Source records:
****

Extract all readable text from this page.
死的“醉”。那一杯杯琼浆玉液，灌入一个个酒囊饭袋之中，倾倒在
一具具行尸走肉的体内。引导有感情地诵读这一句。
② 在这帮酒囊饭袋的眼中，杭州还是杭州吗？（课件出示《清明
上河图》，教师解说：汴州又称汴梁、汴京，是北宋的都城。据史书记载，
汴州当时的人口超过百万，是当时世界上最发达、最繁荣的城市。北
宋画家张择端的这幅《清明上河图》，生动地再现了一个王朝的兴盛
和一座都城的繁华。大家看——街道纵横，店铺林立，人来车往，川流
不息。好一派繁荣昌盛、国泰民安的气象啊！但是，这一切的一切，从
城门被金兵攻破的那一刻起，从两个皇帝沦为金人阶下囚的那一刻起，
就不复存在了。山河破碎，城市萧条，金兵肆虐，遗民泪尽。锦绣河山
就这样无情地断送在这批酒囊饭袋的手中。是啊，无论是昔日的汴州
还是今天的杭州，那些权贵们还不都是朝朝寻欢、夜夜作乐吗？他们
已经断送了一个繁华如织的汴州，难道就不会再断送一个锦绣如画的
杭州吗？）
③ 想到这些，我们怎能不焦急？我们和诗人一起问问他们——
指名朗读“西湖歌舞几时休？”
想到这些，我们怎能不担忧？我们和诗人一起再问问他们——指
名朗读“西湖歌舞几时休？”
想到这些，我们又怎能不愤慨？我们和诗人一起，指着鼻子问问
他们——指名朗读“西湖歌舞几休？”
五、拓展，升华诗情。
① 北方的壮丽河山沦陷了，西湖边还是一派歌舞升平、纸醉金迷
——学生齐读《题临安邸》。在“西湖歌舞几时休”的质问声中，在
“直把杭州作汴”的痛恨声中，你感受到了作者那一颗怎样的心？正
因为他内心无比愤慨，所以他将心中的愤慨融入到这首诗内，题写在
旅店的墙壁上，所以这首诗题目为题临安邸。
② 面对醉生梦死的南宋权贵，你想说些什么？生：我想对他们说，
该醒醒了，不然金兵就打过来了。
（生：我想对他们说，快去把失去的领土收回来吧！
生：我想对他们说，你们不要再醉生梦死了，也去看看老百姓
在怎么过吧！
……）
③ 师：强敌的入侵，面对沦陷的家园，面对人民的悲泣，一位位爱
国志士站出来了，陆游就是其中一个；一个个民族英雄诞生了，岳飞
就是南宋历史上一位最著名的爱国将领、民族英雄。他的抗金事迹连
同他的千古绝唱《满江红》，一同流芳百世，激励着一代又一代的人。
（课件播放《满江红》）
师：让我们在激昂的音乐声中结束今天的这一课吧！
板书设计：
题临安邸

****

What you are asked to do: Extract every line above that contains the word "想到这些".

Answer to the exercise:
③ 想到这些，我们怎能不焦急？我们和诗人一起问问他们——
想到这些，我们怎能不担忧？我们和诗人一起再问问他们——指
想到这些，我们又怎能不愤慨？我们和诗人一起，指着鼻子问问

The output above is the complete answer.